Work to complete:
Return the number of lines that contain the word "科大讯飞", and return nothing else.
╭─ Excerpted records
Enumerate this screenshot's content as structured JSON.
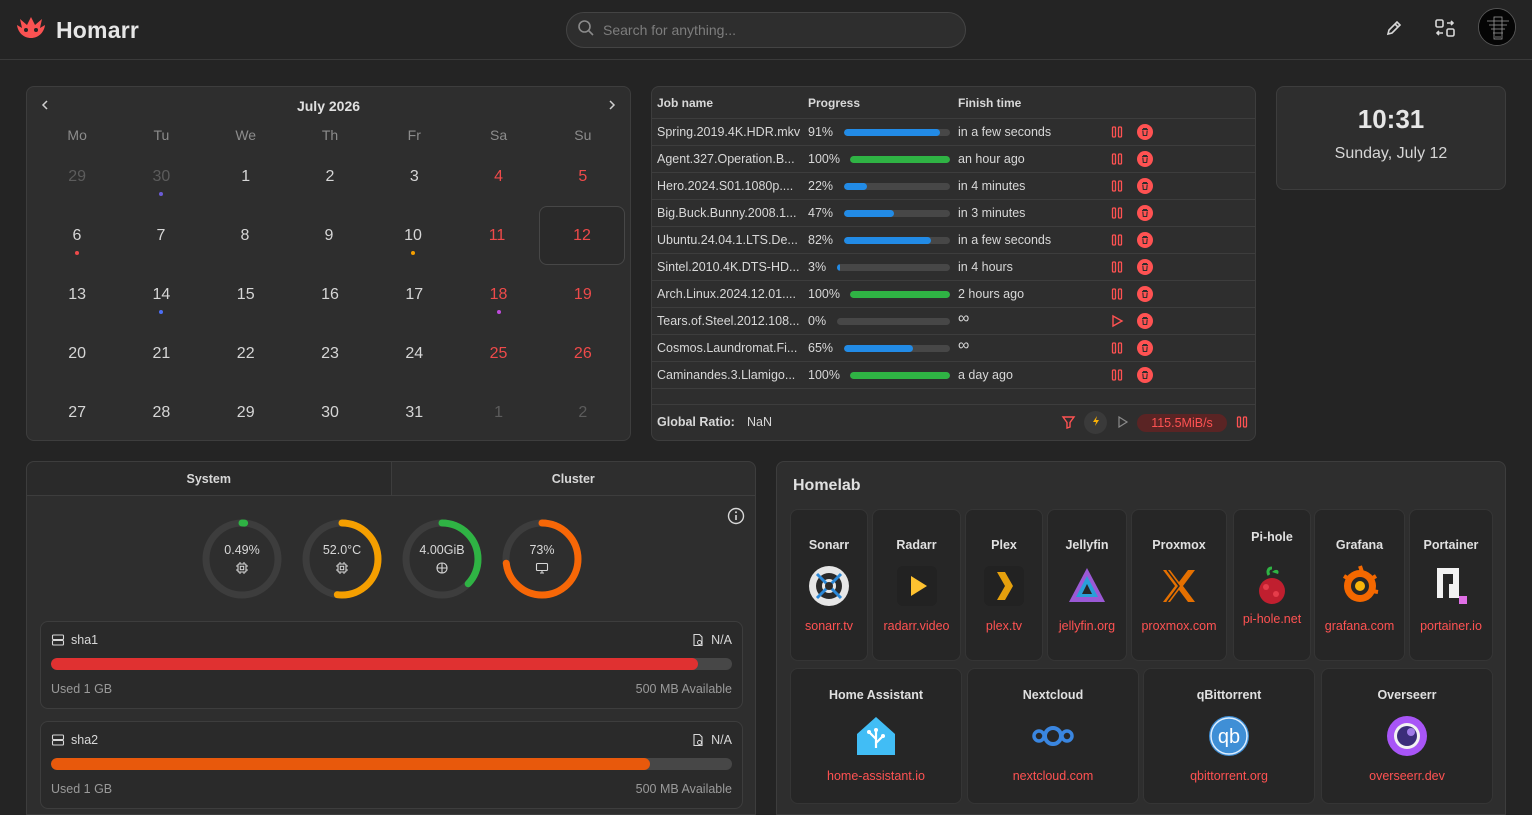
{
  "header": {
    "app_title": "Homarr",
    "search_placeholder": "Search for anything...",
    "icons": [
      "homarr-logo-icon",
      "search-icon",
      "pencil-icon",
      "switch-icon",
      "avatar"
    ]
  },
  "calendar": {
    "month_label": "July 2026",
    "weekdays": [
      "Mo",
      "Tu",
      "We",
      "Th",
      "Fr",
      "Sa",
      "Su"
    ],
    "weeks": [
      [
        {
          "d": "29",
          "m": true
        },
        {
          "d": "30",
          "m": true,
          "dot": "#6b5bd6"
        },
        {
          "d": "1"
        },
        {
          "d": "2"
        },
        {
          "d": "3"
        },
        {
          "d": "4",
          "w": true
        },
        {
          "d": "5",
          "w": true
        }
      ],
      [
        {
          "d": "6",
          "dot": "#ee4a4a"
        },
        {
          "d": "7"
        },
        {
          "d": "8"
        },
        {
          "d": "9"
        },
        {
          "d": "10",
          "dot": "#f59f00"
        },
        {
          "d": "11",
          "w": true
        },
        {
          "d": "12",
          "w": true,
          "today": true
        }
      ],
      [
        {
          "d": "13"
        },
        {
          "d": "14",
          "dot": "#4c6ef5"
        },
        {
          "d": "15"
        },
        {
          "d": "16"
        },
        {
          "d": "17"
        },
        {
          "d": "18",
          "w": true,
          "dot": "#be4bdb"
        },
        {
          "d": "19",
          "w": true
        }
      ],
      [
        {
          "d": "20"
        },
        {
          "d": "21"
        },
        {
          "d": "22"
        },
        {
          "d": "23"
        },
        {
          "d": "24"
        },
        {
          "d": "25",
          "w": true
        },
        {
          "d": "26",
          "w": true
        }
      ],
      [
        {
          "d": "27"
        },
        {
          "d": "28"
        },
        {
          "d": "29"
        },
        {
          "d": "30"
        },
        {
          "d": "31"
        },
        {
          "d": "1",
          "w": true,
          "m": true
        },
        {
          "d": "2",
          "w": true,
          "m": true
        }
      ]
    ]
  },
  "downloads": {
    "headers": {
      "job": "Job name",
      "progress": "Progress",
      "finish": "Finish time"
    },
    "rows": [
      {
        "name": "Spring.2019.4K.HDR.mkv",
        "progress": "91%",
        "fraction": 0.91,
        "finish": "in a few seconds",
        "state": "downloading"
      },
      {
        "name": "Agent.327.Operation.B...",
        "progress": "100%",
        "fraction": 1.0,
        "finish": "an hour ago",
        "state": "done"
      },
      {
        "name": "Hero.2024.S01.1080p....",
        "progress": "22%",
        "fraction": 0.22,
        "finish": "in 4 minutes",
        "state": "downloading"
      },
      {
        "name": "Big.Buck.Bunny.2008.1...",
        "progress": "47%",
        "fraction": 0.47,
        "finish": "in 3 minutes",
        "state": "downloading"
      },
      {
        "name": "Ubuntu.24.04.1.LTS.De...",
        "progress": "82%",
        "fraction": 0.82,
        "finish": "in a few seconds",
        "state": "downloading"
      },
      {
        "name": "Sintel.2010.4K.DTS-HD...",
        "progress": "3%",
        "fraction": 0.03,
        "finish": "in 4 hours",
        "state": "downloading"
      },
      {
        "name": "Arch.Linux.2024.12.01....",
        "progress": "100%",
        "fraction": 1.0,
        "finish": "2 hours ago",
        "state": "done"
      },
      {
        "name": "Tears.of.Steel.2012.108...",
        "progress": "0%",
        "fraction": 0.0,
        "finish": "∞",
        "state": "paused"
      },
      {
        "name": "Cosmos.Laundromat.Fi...",
        "progress": "65%",
        "fraction": 0.65,
        "finish": "∞",
        "state": "downloading"
      },
      {
        "name": "Caminandes.3.Llamigo...",
        "progress": "100%",
        "fraction": 1.0,
        "finish": "a day ago",
        "state": "done"
      }
    ],
    "footer": {
      "ratio_label": "Global Ratio:",
      "ratio_value": "NaN",
      "speed": "115.5MiB/s"
    },
    "colors": {
      "blue": "#228be6",
      "green": "#2fb344",
      "red": "#ff5252"
    }
  },
  "clock": {
    "time": "10:31",
    "date": "Sunday, July 12"
  },
  "system": {
    "tabs": [
      "System",
      "Cluster"
    ],
    "gauges": [
      {
        "label": "0.49%",
        "value": 0.0049,
        "color": "#2fb344",
        "icon": "cpu-icon"
      },
      {
        "label": "52.0°C",
        "value": 0.52,
        "color": "#f59f00",
        "icon": "cpu-temp-icon"
      },
      {
        "label": "4.00GiB",
        "value": 0.37,
        "color": "#2fb344",
        "icon": "memory-icon"
      },
      {
        "label": "73%",
        "value": 0.73,
        "color": "#f76707",
        "icon": "monitor-icon"
      }
    ],
    "disks": [
      {
        "name": "sha1",
        "na": "N/A",
        "used": "Used 1 GB",
        "avail": "500 MB Available",
        "fraction": 0.95,
        "color": "#e03131"
      },
      {
        "name": "sha2",
        "na": "N/A",
        "used": "Used 1 GB",
        "avail": "500 MB Available",
        "fraction": 0.88,
        "color": "#e8590c"
      }
    ]
  },
  "homelab": {
    "title": "Homelab",
    "apps_row1": [
      {
        "name": "Sonarr",
        "url": "sonarr.tv",
        "icon": "sonarr-icon"
      },
      {
        "name": "Radarr",
        "url": "radarr.video",
        "icon": "radarr-icon"
      },
      {
        "name": "Plex",
        "url": "plex.tv",
        "icon": "plex-icon"
      },
      {
        "name": "Jellyfin",
        "url": "jellyfin.org",
        "icon": "jellyfin-icon"
      },
      {
        "name": "Proxmox",
        "url": "proxmox.com",
        "icon": "proxmox-icon"
      },
      {
        "name": "Pi-hole",
        "url": "pi-hole.net",
        "icon": "pihole-icon"
      },
      {
        "name": "Grafana",
        "url": "grafana.com",
        "icon": "grafana-icon"
      },
      {
        "name": "Portainer",
        "url": "portainer.io",
        "icon": "portainer-icon"
      }
    ],
    "apps_row2": [
      {
        "name": "Home Assistant",
        "url": "home-assistant.io",
        "icon": "home-assistant-icon"
      },
      {
        "name": "Nextcloud",
        "url": "nextcloud.com",
        "icon": "nextcloud-icon"
      },
      {
        "name": "qBittorrent",
        "url": "qbittorrent.org",
        "icon": "qbittorrent-icon"
      },
      {
        "name": "Overseerr",
        "url": "overseerr.dev",
        "icon": "overseerr-icon"
      }
    ]
  }
}
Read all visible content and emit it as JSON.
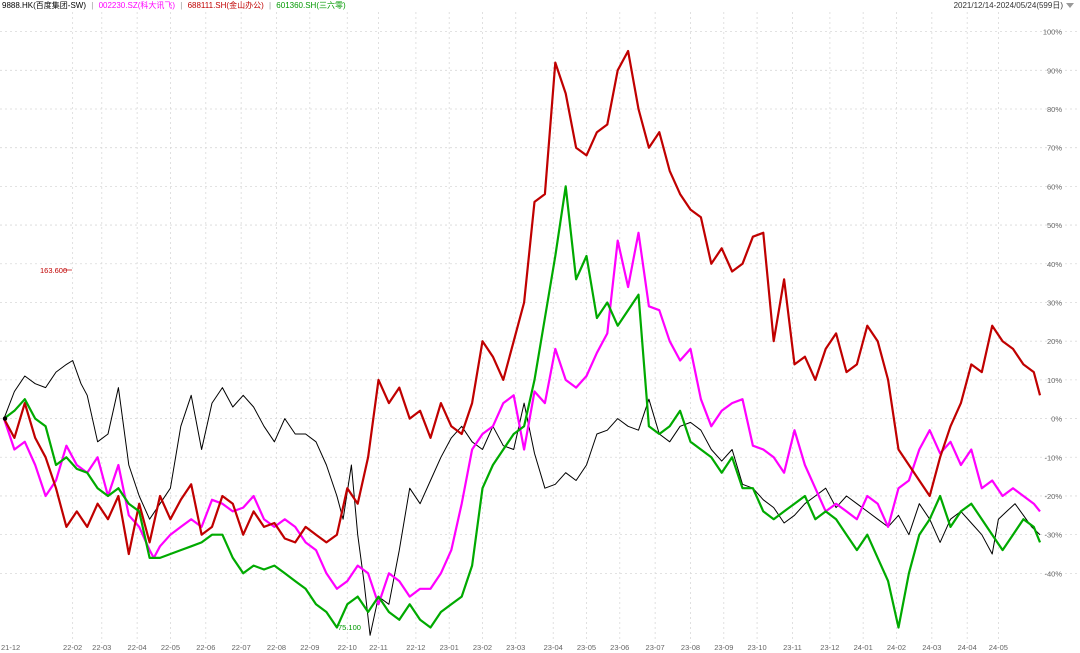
{
  "header": {
    "legend": [
      {
        "text": "9888.HK(百度集团-SW)",
        "color": "#000000"
      },
      {
        "text": "002230.SZ(科大讯飞)",
        "color": "#ff00ff"
      },
      {
        "text": "688111.SH(金山办公)",
        "color": "#c00000"
      },
      {
        "text": "601360.SH(三六零)",
        "color": "#009900"
      }
    ],
    "date_range": "2021/12/14-2024/05/24(599日)"
  },
  "annotations": {
    "max_label": "163.600",
    "min_label": "75.100"
  },
  "colors": {
    "baidu": "#000000",
    "iflytek": "#ff00ff",
    "kingsoft": "#c00000",
    "s360": "#00aa00",
    "grid": "#d9d9d9",
    "axis_text": "#666666"
  },
  "chart_data": {
    "type": "line",
    "title": "",
    "xlabel": "",
    "ylabel": "",
    "ylim": [
      -58,
      103
    ],
    "grid": true,
    "legend_position": "top-left",
    "y_ticks": [
      100,
      90,
      80,
      70,
      60,
      50,
      40,
      30,
      20,
      10,
      0,
      -10,
      -20,
      -30,
      -40
    ],
    "y_tick_labels": [
      "100%",
      "90%",
      "80%",
      "70%",
      "60%",
      "50%",
      "40%",
      "30%",
      "20%",
      "10%",
      "0%",
      "-10%",
      "-20%",
      "-30%",
      "-40%"
    ],
    "x_ticks": [
      "21-12",
      "22-02",
      "22-03",
      "22-04",
      "22-05",
      "22-06",
      "22-07",
      "22-08",
      "22-09",
      "22-10",
      "22-11",
      "22-12",
      "23-01",
      "23-02",
      "23-03",
      "23-04",
      "23-05",
      "23-06",
      "23-07",
      "23-08",
      "23-09",
      "23-10",
      "23-11",
      "23-12",
      "24-01",
      "24-02",
      "24-03",
      "24-04",
      "24-05"
    ],
    "x_tick_pos": [
      0,
      33,
      47,
      64,
      80,
      97,
      114,
      131,
      147,
      165,
      180,
      198,
      214,
      230,
      246,
      264,
      280,
      296,
      313,
      330,
      346,
      362,
      379,
      397,
      413,
      429,
      446,
      463,
      478
    ],
    "x_max": 498,
    "series": [
      {
        "name": "9888.HK(百度集团-SW)",
        "key": "baidu",
        "x": [
          0,
          5,
          10,
          15,
          20,
          25,
          30,
          33,
          37,
          40,
          45,
          50,
          55,
          60,
          65,
          70,
          75,
          80,
          85,
          90,
          95,
          100,
          105,
          110,
          115,
          120,
          125,
          130,
          135,
          140,
          145,
          150,
          155,
          160,
          163,
          167,
          170,
          173,
          176,
          180,
          185,
          190,
          195,
          200,
          205,
          210,
          215,
          220,
          225,
          230,
          235,
          240,
          245,
          250,
          255,
          260,
          265,
          270,
          275,
          280,
          285,
          290,
          295,
          300,
          305,
          310,
          315,
          320,
          325,
          330,
          335,
          340,
          345,
          350,
          355,
          360,
          365,
          370,
          375,
          380,
          385,
          390,
          395,
          400,
          405,
          410,
          415,
          420,
          425,
          430,
          435,
          440,
          445,
          450,
          455,
          460,
          465,
          470,
          475,
          478,
          482,
          486,
          490,
          494,
          498
        ],
        "y": [
          0,
          7,
          11,
          9,
          8,
          12,
          14,
          15,
          9,
          6,
          -6,
          -4,
          8,
          -12,
          -20,
          -26,
          -22,
          -18,
          -2,
          6,
          -8,
          4,
          8,
          3,
          6,
          3,
          -2,
          -6,
          0,
          -4,
          -4,
          -6,
          -12,
          -20,
          -26,
          -12,
          -30,
          -42,
          -56,
          -46,
          -48,
          -34,
          -18,
          -22,
          -16,
          -10,
          -5,
          -2,
          -6,
          -8,
          -2,
          -7,
          -8,
          4,
          -9,
          -18,
          -17,
          -14,
          -16,
          -12,
          -4,
          -3,
          0,
          -2,
          -3,
          5,
          -4,
          -6,
          -2,
          -1,
          -3,
          -8,
          -11,
          -8,
          -17,
          -18,
          -21,
          -23,
          -27,
          -25,
          -22,
          -20,
          -18,
          -23,
          -20,
          -22,
          -24,
          -26,
          -28,
          -25,
          -30,
          -22,
          -26,
          -32,
          -26,
          -24,
          -27,
          -30,
          -35,
          -26,
          -24,
          -22,
          -25,
          -28,
          -30
        ]
      },
      {
        "name": "002230.SZ(科大讯飞)",
        "key": "iflytek",
        "x": [
          0,
          5,
          10,
          15,
          20,
          25,
          30,
          35,
          40,
          45,
          50,
          55,
          60,
          65,
          70,
          72,
          75,
          80,
          85,
          90,
          95,
          100,
          105,
          110,
          115,
          120,
          125,
          130,
          135,
          140,
          145,
          150,
          155,
          160,
          165,
          170,
          175,
          180,
          185,
          190,
          195,
          200,
          205,
          210,
          215,
          220,
          225,
          230,
          235,
          240,
          245,
          250,
          255,
          260,
          265,
          270,
          275,
          280,
          285,
          290,
          295,
          300,
          305,
          310,
          315,
          320,
          325,
          330,
          335,
          340,
          345,
          350,
          355,
          360,
          365,
          370,
          375,
          380,
          385,
          390,
          395,
          400,
          405,
          410,
          415,
          420,
          425,
          430,
          435,
          440,
          445,
          450,
          455,
          460,
          465,
          470,
          475,
          480,
          485,
          490,
          495,
          498
        ],
        "y": [
          0,
          -8,
          -6,
          -12,
          -20,
          -16,
          -7,
          -12,
          -14,
          -10,
          -20,
          -12,
          -25,
          -28,
          -34,
          -36,
          -33,
          -30,
          -28,
          -26,
          -28,
          -21,
          -22,
          -24,
          -23,
          -20,
          -26,
          -28,
          -26,
          -28,
          -32,
          -34,
          -40,
          -44,
          -42,
          -38,
          -40,
          -48,
          -40,
          -42,
          -46,
          -44,
          -44,
          -40,
          -34,
          -22,
          -8,
          -4,
          -2,
          4,
          6,
          -8,
          7,
          4,
          18,
          10,
          8,
          11,
          17,
          22,
          46,
          34,
          48,
          29,
          28,
          20,
          15,
          18,
          5,
          -2,
          2,
          4,
          5,
          -7,
          -8,
          -10,
          -14,
          -3,
          -12,
          -18,
          -24,
          -22,
          -24,
          -26,
          -20,
          -22,
          -28,
          -18,
          -16,
          -8,
          -3,
          -9,
          -6,
          -12,
          -8,
          -18,
          -16,
          -20,
          -18,
          -20,
          -22,
          -24
        ]
      },
      {
        "name": "688111.SH(金山办公)",
        "key": "kingsoft",
        "x": [
          0,
          5,
          10,
          15,
          20,
          25,
          30,
          35,
          40,
          45,
          50,
          55,
          60,
          65,
          70,
          75,
          80,
          85,
          90,
          95,
          100,
          105,
          110,
          115,
          120,
          125,
          130,
          135,
          140,
          145,
          150,
          155,
          160,
          165,
          170,
          175,
          180,
          185,
          190,
          195,
          200,
          205,
          210,
          215,
          220,
          225,
          230,
          235,
          240,
          245,
          250,
          255,
          260,
          265,
          270,
          275,
          280,
          285,
          290,
          295,
          300,
          305,
          310,
          315,
          320,
          325,
          330,
          335,
          340,
          345,
          350,
          355,
          360,
          365,
          370,
          375,
          380,
          385,
          390,
          395,
          400,
          405,
          410,
          415,
          420,
          425,
          430,
          435,
          440,
          445,
          450,
          455,
          460,
          465,
          470,
          475,
          480,
          485,
          490,
          495,
          498
        ],
        "y": [
          0,
          -5,
          4,
          -5,
          -10,
          -18,
          -28,
          -24,
          -28,
          -22,
          -26,
          -20,
          -35,
          -22,
          -32,
          -20,
          -26,
          -21,
          -17,
          -30,
          -28,
          -20,
          -22,
          -30,
          -24,
          -28,
          -27,
          -31,
          -32,
          -28,
          -30,
          -32,
          -30,
          -18,
          -22,
          -10,
          10,
          4,
          8,
          0,
          2,
          -5,
          4,
          -2,
          -4,
          4,
          20,
          16,
          10,
          20,
          30,
          56,
          58,
          92,
          84,
          70,
          68,
          74,
          76,
          90,
          95,
          80,
          70,
          74,
          64,
          58,
          54,
          52,
          40,
          44,
          38,
          40,
          47,
          48,
          20,
          36,
          14,
          16,
          10,
          18,
          22,
          12,
          14,
          24,
          20,
          10,
          -8,
          -12,
          -16,
          -20,
          -10,
          -2,
          4,
          14,
          12,
          24,
          20,
          18,
          14,
          12,
          6
        ]
      },
      {
        "name": "601360.SH(三六零)",
        "key": "s360",
        "x": [
          0,
          5,
          10,
          15,
          20,
          25,
          30,
          35,
          40,
          45,
          50,
          55,
          60,
          65,
          70,
          75,
          80,
          85,
          90,
          95,
          100,
          105,
          110,
          115,
          120,
          125,
          130,
          135,
          140,
          145,
          150,
          155,
          160,
          165,
          170,
          175,
          180,
          185,
          190,
          195,
          200,
          205,
          210,
          215,
          220,
          225,
          230,
          235,
          240,
          245,
          250,
          255,
          260,
          265,
          270,
          275,
          280,
          285,
          290,
          295,
          300,
          305,
          310,
          315,
          320,
          325,
          330,
          335,
          340,
          345,
          350,
          355,
          360,
          365,
          370,
          375,
          380,
          385,
          390,
          395,
          400,
          405,
          410,
          415,
          420,
          425,
          430,
          435,
          440,
          445,
          450,
          455,
          460,
          465,
          470,
          475,
          480,
          485,
          490,
          495,
          498
        ],
        "y": [
          0,
          2,
          5,
          0,
          -2,
          -12,
          -10,
          -13,
          -14,
          -18,
          -20,
          -18,
          -22,
          -24,
          -36,
          -36,
          -35,
          -34,
          -33,
          -32,
          -30,
          -30,
          -36,
          -40,
          -38,
          -39,
          -38,
          -40,
          -42,
          -44,
          -48,
          -50,
          -54,
          -48,
          -46,
          -50,
          -46,
          -50,
          -52,
          -48,
          -52,
          -54,
          -50,
          -48,
          -46,
          -38,
          -18,
          -12,
          -8,
          -4,
          -2,
          10,
          26,
          42,
          60,
          36,
          42,
          26,
          30,
          24,
          28,
          32,
          -2,
          -4,
          -2,
          2,
          -6,
          -8,
          -10,
          -14,
          -10,
          -18,
          -18,
          -24,
          -26,
          -24,
          -22,
          -20,
          -26,
          -24,
          -26,
          -30,
          -34,
          -30,
          -36,
          -42,
          -54,
          -40,
          -30,
          -26,
          -20,
          -28,
          -24,
          -22,
          -26,
          -30,
          -34,
          -30,
          -26,
          -28,
          -32
        ]
      }
    ]
  }
}
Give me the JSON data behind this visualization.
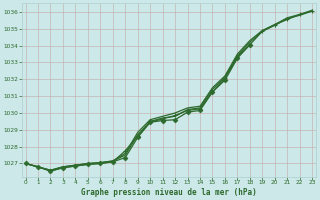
{
  "x": [
    0,
    1,
    2,
    3,
    4,
    5,
    6,
    7,
    8,
    9,
    10,
    11,
    12,
    13,
    14,
    15,
    16,
    17,
    18,
    19,
    20,
    21,
    22,
    23
  ],
  "line_smooth1": [
    1027.0,
    1026.8,
    1026.6,
    1026.8,
    1026.9,
    1027.0,
    1027.05,
    1027.15,
    1027.5,
    1028.7,
    1029.5,
    1029.7,
    1029.8,
    1030.2,
    1030.3,
    1031.4,
    1032.1,
    1033.4,
    1034.2,
    1034.85,
    1035.2,
    1035.6,
    1035.8,
    1036.05
  ],
  "line_smooth2": [
    1027.0,
    1026.8,
    1026.6,
    1026.8,
    1026.9,
    1027.0,
    1027.05,
    1027.15,
    1027.6,
    1028.85,
    1029.6,
    1029.8,
    1030.0,
    1030.3,
    1030.4,
    1031.5,
    1032.2,
    1033.5,
    1034.3,
    1034.9,
    1035.25,
    1035.65,
    1035.85,
    1036.1
  ],
  "line_marker1_x": [
    0,
    1,
    2,
    3,
    4,
    5,
    6,
    7,
    8,
    9,
    10,
    11,
    12,
    13,
    14,
    15,
    16,
    17,
    18
  ],
  "line_marker1_y": [
    1027.0,
    1026.8,
    1026.55,
    1026.75,
    1026.85,
    1026.95,
    1027.0,
    1027.1,
    1027.35,
    1028.55,
    1029.45,
    1029.55,
    1029.6,
    1030.05,
    1030.15,
    1031.25,
    1031.95,
    1033.25,
    1034.05
  ],
  "line_marker2_x": [
    0,
    1,
    2,
    3,
    4,
    5,
    6,
    7,
    8,
    9,
    10,
    11,
    12,
    13,
    14,
    15,
    16,
    17,
    18,
    19,
    20,
    21,
    22,
    23
  ],
  "line_marker2_y": [
    1027.0,
    1026.8,
    1026.55,
    1026.75,
    1026.85,
    1026.95,
    1027.0,
    1027.1,
    1027.75,
    1028.65,
    1029.45,
    1029.65,
    1029.85,
    1030.15,
    1030.25,
    1031.25,
    1032.05,
    1033.35,
    1034.05,
    1034.85,
    1035.25,
    1035.55,
    1035.85,
    1036.05
  ],
  "line_color": "#2d6a2d",
  "bg_color": "#cce8e8",
  "grid_color": "#aacfcf",
  "tick_color": "#2d6a2d",
  "title": "Graphe pression niveau de la mer (hPa)",
  "title_color": "#2d6a2d",
  "ylim": [
    1026.2,
    1036.5
  ],
  "xlim": [
    -0.3,
    23.3
  ],
  "yticks": [
    1027,
    1028,
    1029,
    1030,
    1031,
    1032,
    1033,
    1034,
    1035,
    1036
  ],
  "xticks": [
    0,
    1,
    2,
    3,
    4,
    5,
    6,
    7,
    8,
    9,
    10,
    11,
    12,
    13,
    14,
    15,
    16,
    17,
    18,
    19,
    20,
    21,
    22,
    23
  ]
}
╰─
Solution for this problem:
2